start MATERIAL TO PROCESS
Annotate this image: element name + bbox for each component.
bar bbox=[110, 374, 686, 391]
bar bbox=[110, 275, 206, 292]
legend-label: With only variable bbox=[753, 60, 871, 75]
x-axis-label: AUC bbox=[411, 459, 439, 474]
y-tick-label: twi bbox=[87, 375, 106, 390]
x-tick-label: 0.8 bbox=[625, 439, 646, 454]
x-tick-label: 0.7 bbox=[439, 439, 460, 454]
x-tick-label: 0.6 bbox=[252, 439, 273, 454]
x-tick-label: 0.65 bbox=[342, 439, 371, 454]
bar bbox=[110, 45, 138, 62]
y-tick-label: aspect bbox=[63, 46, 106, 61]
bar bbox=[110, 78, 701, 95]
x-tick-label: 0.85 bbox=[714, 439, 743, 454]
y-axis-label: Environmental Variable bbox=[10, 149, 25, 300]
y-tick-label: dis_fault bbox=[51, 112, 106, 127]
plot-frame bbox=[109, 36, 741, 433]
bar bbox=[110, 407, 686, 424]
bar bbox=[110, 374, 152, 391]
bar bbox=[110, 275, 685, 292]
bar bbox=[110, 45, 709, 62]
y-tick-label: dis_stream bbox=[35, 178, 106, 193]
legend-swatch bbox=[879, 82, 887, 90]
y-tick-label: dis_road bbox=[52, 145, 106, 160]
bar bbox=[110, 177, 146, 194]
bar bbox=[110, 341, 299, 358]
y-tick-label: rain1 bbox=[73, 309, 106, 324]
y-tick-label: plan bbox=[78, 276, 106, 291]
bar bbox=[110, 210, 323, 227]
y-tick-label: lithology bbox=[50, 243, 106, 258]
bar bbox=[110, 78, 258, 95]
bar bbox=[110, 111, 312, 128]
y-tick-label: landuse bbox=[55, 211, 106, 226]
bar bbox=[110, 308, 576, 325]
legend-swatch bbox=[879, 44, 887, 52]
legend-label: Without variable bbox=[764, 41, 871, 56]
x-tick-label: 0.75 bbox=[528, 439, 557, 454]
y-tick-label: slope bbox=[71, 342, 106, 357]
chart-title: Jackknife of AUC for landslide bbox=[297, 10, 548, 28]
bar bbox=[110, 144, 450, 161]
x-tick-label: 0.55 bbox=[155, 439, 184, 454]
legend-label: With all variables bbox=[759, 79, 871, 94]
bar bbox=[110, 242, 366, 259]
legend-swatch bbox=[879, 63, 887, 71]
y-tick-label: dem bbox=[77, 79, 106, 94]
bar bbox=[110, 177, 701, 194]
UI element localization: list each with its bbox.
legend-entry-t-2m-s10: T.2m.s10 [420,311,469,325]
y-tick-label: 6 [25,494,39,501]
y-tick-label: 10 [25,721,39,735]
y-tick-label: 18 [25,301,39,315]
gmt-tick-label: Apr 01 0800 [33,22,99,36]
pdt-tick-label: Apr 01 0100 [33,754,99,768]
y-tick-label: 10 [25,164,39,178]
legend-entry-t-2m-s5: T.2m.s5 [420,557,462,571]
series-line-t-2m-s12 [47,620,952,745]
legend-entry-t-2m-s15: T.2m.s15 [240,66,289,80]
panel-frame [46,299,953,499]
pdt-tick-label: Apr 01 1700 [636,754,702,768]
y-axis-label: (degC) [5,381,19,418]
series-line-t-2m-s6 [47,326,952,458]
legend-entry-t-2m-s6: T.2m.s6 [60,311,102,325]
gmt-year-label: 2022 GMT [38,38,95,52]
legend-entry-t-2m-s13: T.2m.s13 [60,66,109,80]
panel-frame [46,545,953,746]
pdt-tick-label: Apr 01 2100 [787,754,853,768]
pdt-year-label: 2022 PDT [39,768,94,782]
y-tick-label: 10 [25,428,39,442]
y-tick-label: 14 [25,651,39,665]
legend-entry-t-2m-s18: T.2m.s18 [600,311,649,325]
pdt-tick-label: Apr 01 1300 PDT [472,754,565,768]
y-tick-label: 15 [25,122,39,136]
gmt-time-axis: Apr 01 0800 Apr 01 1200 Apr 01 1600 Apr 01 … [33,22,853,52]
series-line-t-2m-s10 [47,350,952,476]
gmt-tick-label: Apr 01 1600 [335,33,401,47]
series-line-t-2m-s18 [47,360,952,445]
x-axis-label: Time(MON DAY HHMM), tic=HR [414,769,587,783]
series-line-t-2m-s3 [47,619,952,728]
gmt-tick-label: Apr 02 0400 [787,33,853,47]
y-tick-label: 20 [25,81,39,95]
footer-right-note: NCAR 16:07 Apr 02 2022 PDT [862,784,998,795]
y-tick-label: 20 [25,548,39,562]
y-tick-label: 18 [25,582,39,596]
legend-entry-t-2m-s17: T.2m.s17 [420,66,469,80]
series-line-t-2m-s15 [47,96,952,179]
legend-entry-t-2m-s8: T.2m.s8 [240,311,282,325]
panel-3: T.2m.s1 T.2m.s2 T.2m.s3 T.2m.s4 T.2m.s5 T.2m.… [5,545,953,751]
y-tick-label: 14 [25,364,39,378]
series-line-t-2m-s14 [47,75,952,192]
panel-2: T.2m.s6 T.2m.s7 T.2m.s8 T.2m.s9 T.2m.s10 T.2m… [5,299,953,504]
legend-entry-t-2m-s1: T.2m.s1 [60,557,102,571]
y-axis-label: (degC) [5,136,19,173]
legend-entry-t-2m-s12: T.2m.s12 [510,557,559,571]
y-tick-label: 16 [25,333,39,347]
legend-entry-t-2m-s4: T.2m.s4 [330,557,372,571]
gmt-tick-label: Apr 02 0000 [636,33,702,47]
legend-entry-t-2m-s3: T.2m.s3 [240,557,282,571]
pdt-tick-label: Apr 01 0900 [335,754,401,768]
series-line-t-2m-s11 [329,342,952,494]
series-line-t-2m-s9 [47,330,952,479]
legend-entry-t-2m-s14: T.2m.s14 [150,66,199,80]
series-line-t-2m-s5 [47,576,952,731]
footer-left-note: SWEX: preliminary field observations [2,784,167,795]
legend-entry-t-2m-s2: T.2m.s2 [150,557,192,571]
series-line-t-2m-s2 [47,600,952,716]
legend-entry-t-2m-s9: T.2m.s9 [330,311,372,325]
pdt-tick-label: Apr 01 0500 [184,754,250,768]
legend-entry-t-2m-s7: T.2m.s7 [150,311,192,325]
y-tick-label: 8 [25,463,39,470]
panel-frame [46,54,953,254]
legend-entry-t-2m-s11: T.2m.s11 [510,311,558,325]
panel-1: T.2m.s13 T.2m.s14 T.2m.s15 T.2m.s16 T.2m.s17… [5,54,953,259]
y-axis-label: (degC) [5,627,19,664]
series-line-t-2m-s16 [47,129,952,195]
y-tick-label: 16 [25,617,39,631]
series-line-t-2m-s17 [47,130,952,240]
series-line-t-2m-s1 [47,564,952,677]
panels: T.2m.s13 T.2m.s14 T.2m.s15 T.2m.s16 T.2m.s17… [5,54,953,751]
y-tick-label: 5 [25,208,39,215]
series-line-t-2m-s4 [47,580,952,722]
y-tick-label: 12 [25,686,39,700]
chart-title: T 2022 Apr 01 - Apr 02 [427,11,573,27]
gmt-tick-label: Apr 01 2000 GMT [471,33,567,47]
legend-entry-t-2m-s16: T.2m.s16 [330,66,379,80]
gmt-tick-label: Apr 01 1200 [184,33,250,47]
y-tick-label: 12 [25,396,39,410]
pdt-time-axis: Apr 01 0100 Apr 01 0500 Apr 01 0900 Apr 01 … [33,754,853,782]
end MATERIAL TO PROCESS
* _GIVEN REQUEST_: Transcribe every one of the rows above verbatim, preserving each line without alteration.

* _TASK SOLUTION_:
Annotate this image: element name + bbox for each component.
bar bbox=[110, 374, 686, 391]
bar bbox=[110, 275, 206, 292]
legend-label: With only variable bbox=[753, 60, 871, 75]
x-axis-label: AUC bbox=[411, 459, 439, 474]
y-tick-label: twi bbox=[87, 375, 106, 390]
x-tick-label: 0.8 bbox=[625, 439, 646, 454]
x-tick-label: 0.7 bbox=[439, 439, 460, 454]
x-tick-label: 0.6 bbox=[252, 439, 273, 454]
x-tick-label: 0.65 bbox=[342, 439, 371, 454]
bar bbox=[110, 45, 138, 62]
y-tick-label: aspect bbox=[63, 46, 106, 61]
bar bbox=[110, 78, 701, 95]
x-tick-label: 0.85 bbox=[714, 439, 743, 454]
y-axis-label: Environmental Variable bbox=[10, 149, 25, 300]
y-tick-label: dis_fault bbox=[51, 112, 106, 127]
plot-frame bbox=[109, 36, 741, 433]
bar bbox=[110, 407, 686, 424]
bar bbox=[110, 374, 152, 391]
bar bbox=[110, 275, 685, 292]
bar bbox=[110, 45, 709, 62]
y-tick-label: dis_stream bbox=[35, 178, 106, 193]
legend-swatch bbox=[879, 82, 887, 90]
y-tick-label: dis_road bbox=[52, 145, 106, 160]
bar bbox=[110, 177, 146, 194]
bar bbox=[110, 341, 299, 358]
y-tick-label: rain1 bbox=[73, 309, 106, 324]
y-tick-label: plan bbox=[78, 276, 106, 291]
bar bbox=[110, 210, 323, 227]
y-tick-label: lithology bbox=[50, 243, 106, 258]
bar bbox=[110, 78, 258, 95]
bar bbox=[110, 111, 312, 128]
y-tick-label: landuse bbox=[55, 211, 106, 226]
bar bbox=[110, 308, 576, 325]
legend-swatch bbox=[879, 44, 887, 52]
legend-label: Without variable bbox=[764, 41, 871, 56]
x-tick-label: 0.75 bbox=[528, 439, 557, 454]
y-tick-label: slope bbox=[71, 342, 106, 357]
chart-title: Jackknife of AUC for landslide bbox=[297, 10, 548, 28]
bar bbox=[110, 144, 450, 161]
x-tick-label: 0.55 bbox=[155, 439, 184, 454]
legend-label: With all variables bbox=[759, 79, 871, 94]
bar bbox=[110, 242, 366, 259]
legend-swatch bbox=[879, 63, 887, 71]
y-tick-label: dem bbox=[77, 79, 106, 94]
bar bbox=[110, 177, 701, 194]
UI element localization: list each with its bbox.
legend-entry-t-2m-s10: T.2m.s10 [420,311,469,325]
y-tick-label: 6 [25,494,39,501]
y-tick-label: 10 [25,721,39,735]
y-tick-label: 18 [25,301,39,315]
gmt-tick-label: Apr 01 0800 [33,22,99,36]
pdt-tick-label: Apr 01 0100 [33,754,99,768]
y-tick-label: 10 [25,164,39,178]
legend-entry-t-2m-s5: T.2m.s5 [420,557,462,571]
series-line-t-2m-s12 [47,620,952,745]
legend-entry-t-2m-s15: T.2m.s15 [240,66,289,80]
panel-frame [46,299,953,499]
pdt-tick-label: Apr 01 1700 [636,754,702,768]
y-axis-label: (degC) [5,381,19,418]
series-line-t-2m-s6 [47,326,952,458]
legend-entry-t-2m-s6: T.2m.s6 [60,311,102,325]
gmt-year-label: 2022 GMT [38,38,95,52]
legend-entry-t-2m-s13: T.2m.s13 [60,66,109,80]
panel-frame [46,545,953,746]
pdt-tick-label: Apr 01 2100 [787,754,853,768]
pdt-year-label: 2022 PDT [39,768,94,782]
y-tick-label: 10 [25,428,39,442]
y-tick-label: 14 [25,651,39,665]
legend-entry-t-2m-s18: T.2m.s18 [600,311,649,325]
pdt-tick-label: Apr 01 1300 PDT [472,754,565,768]
y-tick-label: 15 [25,122,39,136]
gmt-time-axis: Apr 01 0800 Apr 01 1200 Apr 01 1600 Apr 01 … [33,22,853,52]
series-line-t-2m-s10 [47,350,952,476]
gmt-tick-label: Apr 01 1600 [335,33,401,47]
series-line-t-2m-s18 [47,360,952,445]
x-axis-label: Time(MON DAY HHMM), tic=HR [414,769,587,783]
series-line-t-2m-s3 [47,619,952,728]
gmt-tick-label: Apr 02 0400 [787,33,853,47]
y-tick-label: 20 [25,81,39,95]
footer-right-note: NCAR 16:07 Apr 02 2022 PDT [862,784,998,795]
y-tick-label: 20 [25,548,39,562]
y-tick-label: 18 [25,582,39,596]
legend-entry-t-2m-s17: T.2m.s17 [420,66,469,80]
series-line-t-2m-s15 [47,96,952,179]
legend-entry-t-2m-s8: T.2m.s8 [240,311,282,325]
panel-3: T.2m.s1 T.2m.s2 T.2m.s3 T.2m.s4 T.2m.s5 T.2m.… [5,545,953,751]
y-tick-label: 14 [25,364,39,378]
series-line-t-2m-s14 [47,75,952,192]
panel-2: T.2m.s6 T.2m.s7 T.2m.s8 T.2m.s9 T.2m.s10 T.2m… [5,299,953,504]
legend-entry-t-2m-s1: T.2m.s1 [60,557,102,571]
y-axis-label: (degC) [5,136,19,173]
legend-entry-t-2m-s12: T.2m.s12 [510,557,559,571]
y-tick-label: 16 [25,333,39,347]
legend-entry-t-2m-s4: T.2m.s4 [330,557,372,571]
gmt-tick-label: Apr 02 0000 [636,33,702,47]
legend-entry-t-2m-s3: T.2m.s3 [240,557,282,571]
pdt-tick-label: Apr 01 0900 [335,754,401,768]
series-line-t-2m-s11 [329,342,952,494]
series-line-t-2m-s9 [47,330,952,479]
legend-entry-t-2m-s14: T.2m.s14 [150,66,199,80]
series-line-t-2m-s5 [47,576,952,731]
footer-left-note: SWEX: preliminary field observations [2,784,167,795]
legend-entry-t-2m-s2: T.2m.s2 [150,557,192,571]
series-line-t-2m-s2 [47,600,952,716]
legend-entry-t-2m-s9: T.2m.s9 [330,311,372,325]
pdt-tick-label: Apr 01 0500 [184,754,250,768]
legend-entry-t-2m-s7: T.2m.s7 [150,311,192,325]
y-tick-label: 8 [25,463,39,470]
panel-frame [46,54,953,254]
legend-entry-t-2m-s11: T.2m.s11 [510,311,558,325]
panel-1: T.2m.s13 T.2m.s14 T.2m.s15 T.2m.s16 T.2m.s17… [5,54,953,259]
y-axis-label: (degC) [5,627,19,664]
series-line-t-2m-s16 [47,129,952,195]
y-tick-label: 16 [25,617,39,631]
series-line-t-2m-s17 [47,130,952,240]
series-line-t-2m-s1 [47,564,952,677]
panels: T.2m.s13 T.2m.s14 T.2m.s15 T.2m.s16 T.2m.s17… [5,54,953,751]
y-tick-label: 5 [25,208,39,215]
series-line-t-2m-s4 [47,580,952,722]
y-tick-label: 12 [25,686,39,700]
chart-title: T 2022 Apr 01 - Apr 02 [427,11,573,27]
gmt-tick-label: Apr 01 2000 GMT [471,33,567,47]
legend-entry-t-2m-s16: T.2m.s16 [330,66,379,80]
gmt-tick-label: Apr 01 1200 [184,33,250,47]
y-tick-label: 12 [25,396,39,410]
pdt-time-axis: Apr 01 0100 Apr 01 0500 Apr 01 0900 Apr 01 … [33,754,853,782]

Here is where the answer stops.